Collected data:
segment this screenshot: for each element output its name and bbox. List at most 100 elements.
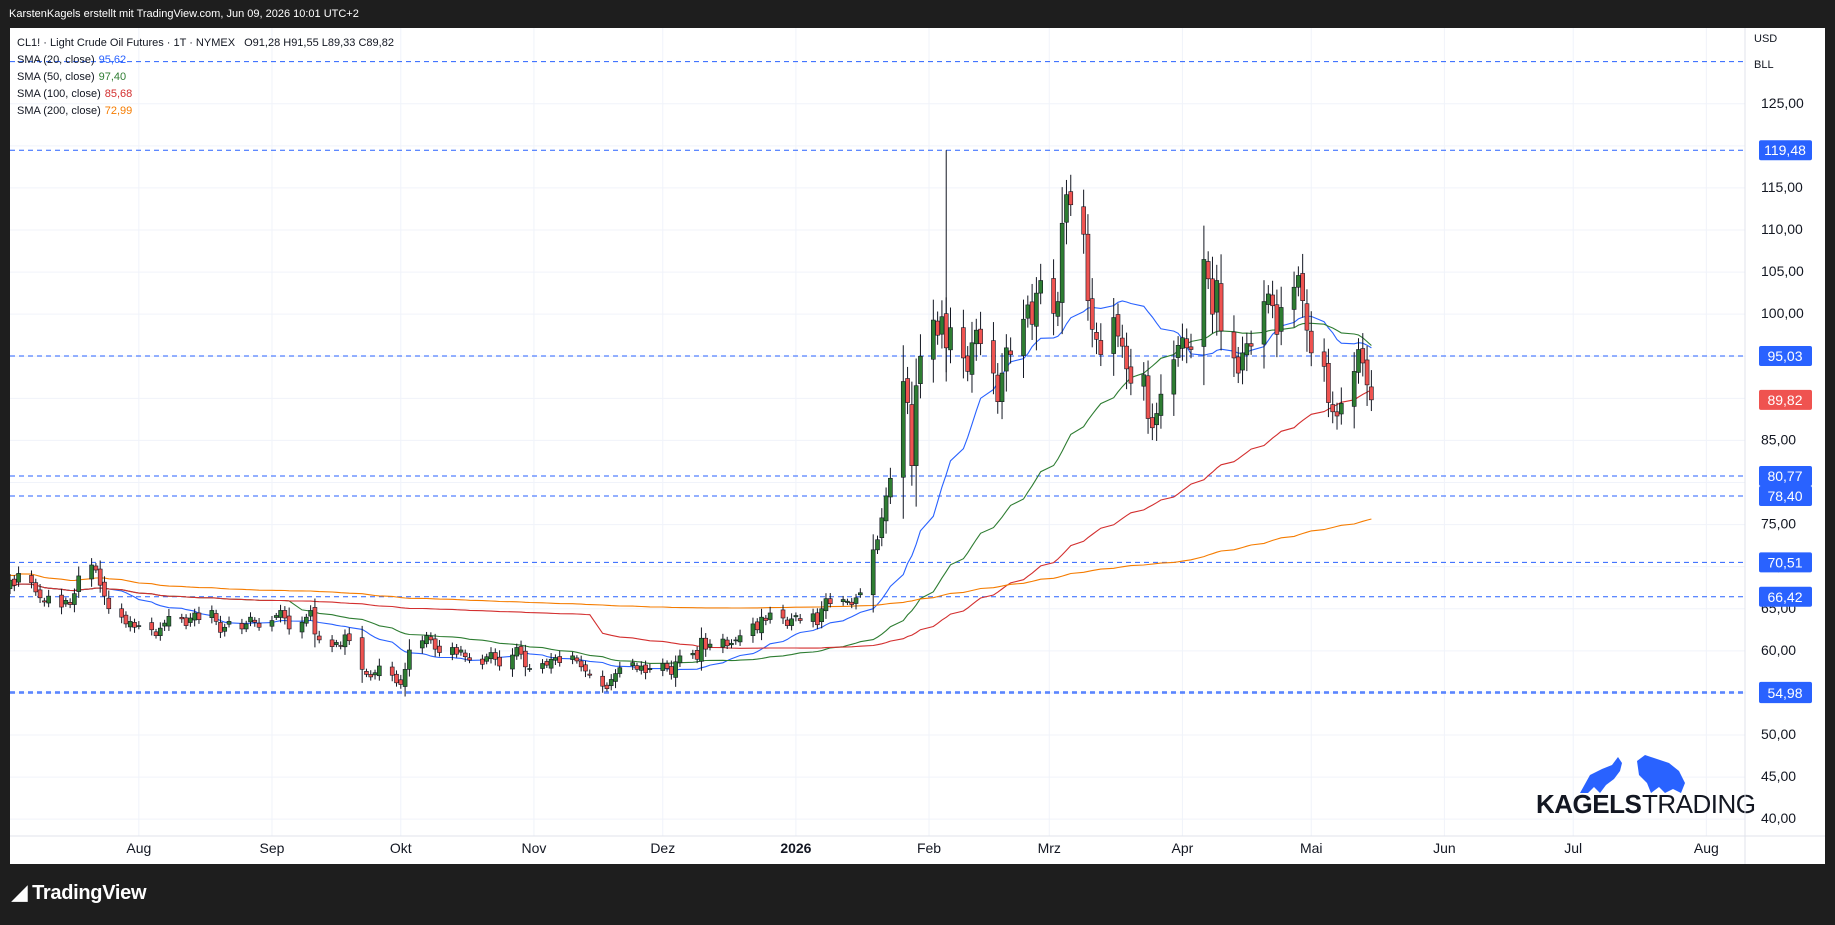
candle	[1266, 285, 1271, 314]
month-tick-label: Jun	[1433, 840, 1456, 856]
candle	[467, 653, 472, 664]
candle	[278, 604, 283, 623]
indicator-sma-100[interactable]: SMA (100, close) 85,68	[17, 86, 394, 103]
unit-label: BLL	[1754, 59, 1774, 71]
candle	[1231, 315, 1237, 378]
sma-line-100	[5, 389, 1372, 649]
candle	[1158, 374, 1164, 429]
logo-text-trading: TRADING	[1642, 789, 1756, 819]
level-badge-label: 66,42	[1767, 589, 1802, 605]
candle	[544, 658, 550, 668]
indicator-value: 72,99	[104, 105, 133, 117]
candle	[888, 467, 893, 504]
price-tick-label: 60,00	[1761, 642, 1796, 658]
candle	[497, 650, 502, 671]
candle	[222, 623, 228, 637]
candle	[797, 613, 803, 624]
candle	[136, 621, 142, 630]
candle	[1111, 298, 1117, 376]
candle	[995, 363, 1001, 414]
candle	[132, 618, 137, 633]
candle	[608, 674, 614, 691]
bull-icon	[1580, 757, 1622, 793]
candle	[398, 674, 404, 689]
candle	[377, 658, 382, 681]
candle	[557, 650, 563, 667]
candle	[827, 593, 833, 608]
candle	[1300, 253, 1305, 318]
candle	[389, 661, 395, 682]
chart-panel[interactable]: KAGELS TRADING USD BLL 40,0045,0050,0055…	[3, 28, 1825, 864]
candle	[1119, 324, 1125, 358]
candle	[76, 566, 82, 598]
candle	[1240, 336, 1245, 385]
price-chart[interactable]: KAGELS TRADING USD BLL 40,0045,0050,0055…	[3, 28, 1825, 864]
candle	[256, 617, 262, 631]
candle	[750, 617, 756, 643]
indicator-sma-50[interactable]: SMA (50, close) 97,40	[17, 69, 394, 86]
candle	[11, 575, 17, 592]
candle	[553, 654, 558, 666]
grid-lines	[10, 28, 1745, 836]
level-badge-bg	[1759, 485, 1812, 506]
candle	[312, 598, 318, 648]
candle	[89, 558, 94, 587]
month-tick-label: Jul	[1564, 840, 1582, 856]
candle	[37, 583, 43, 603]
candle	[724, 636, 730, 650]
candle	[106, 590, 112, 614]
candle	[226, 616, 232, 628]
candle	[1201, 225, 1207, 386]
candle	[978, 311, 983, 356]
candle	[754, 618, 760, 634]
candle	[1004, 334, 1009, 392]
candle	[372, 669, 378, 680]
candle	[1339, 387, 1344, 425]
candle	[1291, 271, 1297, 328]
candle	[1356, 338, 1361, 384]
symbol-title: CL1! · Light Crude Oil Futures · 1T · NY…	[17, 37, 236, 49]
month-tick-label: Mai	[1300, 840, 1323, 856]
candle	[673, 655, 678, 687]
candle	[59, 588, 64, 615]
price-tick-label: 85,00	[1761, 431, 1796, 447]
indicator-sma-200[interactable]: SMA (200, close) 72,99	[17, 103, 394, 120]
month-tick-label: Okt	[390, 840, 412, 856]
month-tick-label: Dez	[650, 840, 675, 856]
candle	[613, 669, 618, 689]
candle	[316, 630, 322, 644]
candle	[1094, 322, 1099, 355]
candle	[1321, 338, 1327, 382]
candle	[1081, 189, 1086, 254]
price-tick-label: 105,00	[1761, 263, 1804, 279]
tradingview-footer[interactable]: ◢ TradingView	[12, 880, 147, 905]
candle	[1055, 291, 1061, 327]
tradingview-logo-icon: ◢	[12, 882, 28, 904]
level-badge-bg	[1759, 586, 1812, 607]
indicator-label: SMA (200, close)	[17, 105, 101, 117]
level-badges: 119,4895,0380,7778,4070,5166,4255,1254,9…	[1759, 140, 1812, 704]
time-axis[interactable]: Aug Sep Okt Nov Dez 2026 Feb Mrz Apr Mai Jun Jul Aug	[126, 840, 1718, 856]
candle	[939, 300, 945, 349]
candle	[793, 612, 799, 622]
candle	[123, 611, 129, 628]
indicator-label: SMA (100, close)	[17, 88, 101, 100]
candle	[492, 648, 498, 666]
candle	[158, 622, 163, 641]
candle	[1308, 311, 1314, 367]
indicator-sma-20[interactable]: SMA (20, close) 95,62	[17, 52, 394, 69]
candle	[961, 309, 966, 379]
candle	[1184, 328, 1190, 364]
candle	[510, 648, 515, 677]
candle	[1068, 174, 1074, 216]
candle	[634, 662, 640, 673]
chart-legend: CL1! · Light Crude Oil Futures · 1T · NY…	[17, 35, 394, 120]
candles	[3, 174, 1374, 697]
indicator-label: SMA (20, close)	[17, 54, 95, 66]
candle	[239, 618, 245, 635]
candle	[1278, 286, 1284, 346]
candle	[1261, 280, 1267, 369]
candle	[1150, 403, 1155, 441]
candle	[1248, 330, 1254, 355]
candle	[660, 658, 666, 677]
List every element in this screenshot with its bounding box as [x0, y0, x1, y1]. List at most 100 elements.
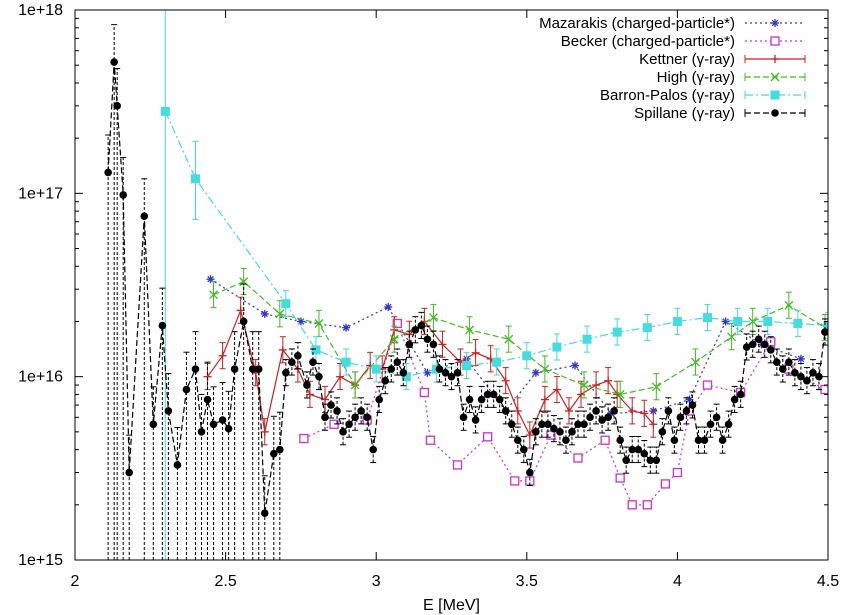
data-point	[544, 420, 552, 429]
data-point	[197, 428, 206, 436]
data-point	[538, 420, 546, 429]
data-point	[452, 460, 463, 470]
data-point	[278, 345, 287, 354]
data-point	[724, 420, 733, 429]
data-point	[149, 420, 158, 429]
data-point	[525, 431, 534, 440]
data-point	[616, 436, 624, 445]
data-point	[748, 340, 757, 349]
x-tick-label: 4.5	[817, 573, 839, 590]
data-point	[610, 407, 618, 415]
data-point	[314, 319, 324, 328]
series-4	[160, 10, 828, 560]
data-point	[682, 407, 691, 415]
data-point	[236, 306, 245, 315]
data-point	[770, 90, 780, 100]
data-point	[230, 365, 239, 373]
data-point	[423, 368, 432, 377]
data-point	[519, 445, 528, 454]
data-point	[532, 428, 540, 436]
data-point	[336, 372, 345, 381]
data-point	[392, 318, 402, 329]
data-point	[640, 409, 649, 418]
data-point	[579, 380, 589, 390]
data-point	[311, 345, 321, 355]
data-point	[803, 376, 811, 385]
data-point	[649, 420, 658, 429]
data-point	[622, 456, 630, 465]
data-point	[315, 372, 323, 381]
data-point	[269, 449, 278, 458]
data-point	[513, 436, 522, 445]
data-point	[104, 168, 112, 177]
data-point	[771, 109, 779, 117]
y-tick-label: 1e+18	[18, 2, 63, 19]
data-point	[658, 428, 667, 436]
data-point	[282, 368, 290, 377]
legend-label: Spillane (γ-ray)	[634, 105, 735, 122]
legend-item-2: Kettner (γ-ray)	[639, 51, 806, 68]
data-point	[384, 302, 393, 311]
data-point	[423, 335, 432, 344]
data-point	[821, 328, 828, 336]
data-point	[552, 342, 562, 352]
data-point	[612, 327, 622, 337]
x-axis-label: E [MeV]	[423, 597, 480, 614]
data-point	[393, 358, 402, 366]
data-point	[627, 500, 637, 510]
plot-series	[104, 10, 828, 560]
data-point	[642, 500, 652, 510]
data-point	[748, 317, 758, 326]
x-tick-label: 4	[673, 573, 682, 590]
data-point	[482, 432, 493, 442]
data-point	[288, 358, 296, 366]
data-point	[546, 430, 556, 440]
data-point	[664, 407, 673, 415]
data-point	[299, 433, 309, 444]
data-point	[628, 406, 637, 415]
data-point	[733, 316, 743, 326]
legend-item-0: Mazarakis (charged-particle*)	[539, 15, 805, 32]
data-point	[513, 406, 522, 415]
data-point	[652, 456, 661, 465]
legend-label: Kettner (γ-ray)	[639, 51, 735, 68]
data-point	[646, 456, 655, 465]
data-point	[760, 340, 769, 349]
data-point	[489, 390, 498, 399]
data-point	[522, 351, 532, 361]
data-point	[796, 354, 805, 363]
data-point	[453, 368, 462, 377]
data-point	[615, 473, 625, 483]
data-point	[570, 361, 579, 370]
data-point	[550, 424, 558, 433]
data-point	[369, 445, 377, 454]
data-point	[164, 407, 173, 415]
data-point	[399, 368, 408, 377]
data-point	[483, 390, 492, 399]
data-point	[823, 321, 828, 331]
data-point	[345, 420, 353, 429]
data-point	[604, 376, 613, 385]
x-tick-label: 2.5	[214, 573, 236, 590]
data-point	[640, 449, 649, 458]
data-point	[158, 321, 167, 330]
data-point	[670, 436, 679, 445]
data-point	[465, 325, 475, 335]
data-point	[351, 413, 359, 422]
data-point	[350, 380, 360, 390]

* WHAT TO PRODUCE: Please reproduce the lines from the one containing "285, 1271, 314]" up to and including the one containing "566, 82, 598]".

* ANSWER FOR THE TASK:
candle	[1266, 285, 1271, 314]
month-tick-label: Jun	[1433, 840, 1456, 856]
candle	[467, 653, 472, 664]
candle	[278, 604, 283, 623]
indicator-sma-100[interactable]: SMA (100, close) 85,68	[17, 86, 394, 103]
unit-label: BLL	[1754, 59, 1774, 71]
candle	[1231, 315, 1237, 378]
sma-line-100	[5, 389, 1372, 649]
candle	[1158, 374, 1164, 429]
logo-text-trading: TRADING	[1642, 789, 1756, 819]
level-badge-label: 66,42	[1767, 589, 1802, 605]
candle	[544, 658, 550, 668]
indicator-value: 72,99	[104, 105, 133, 117]
candle	[888, 467, 893, 504]
price-tick-label: 60,00	[1761, 642, 1796, 658]
candle	[497, 650, 502, 671]
candle	[222, 623, 228, 637]
candle	[797, 613, 803, 624]
candle	[136, 621, 142, 630]
candle	[1111, 298, 1117, 376]
candle	[995, 363, 1001, 414]
candle	[132, 618, 137, 633]
candle	[608, 674, 614, 691]
bull-icon	[1580, 757, 1622, 793]
candle	[398, 674, 404, 689]
candle	[377, 658, 382, 681]
candle	[557, 650, 563, 667]
candle	[827, 593, 833, 608]
candle	[1300, 253, 1305, 318]
candle	[389, 661, 395, 682]
chart-panel[interactable]: KAGELS TRADING USD BLL 40,0045,0050,0055…	[3, 28, 1825, 864]
candle	[1119, 324, 1125, 358]
candle	[76, 566, 82, 598]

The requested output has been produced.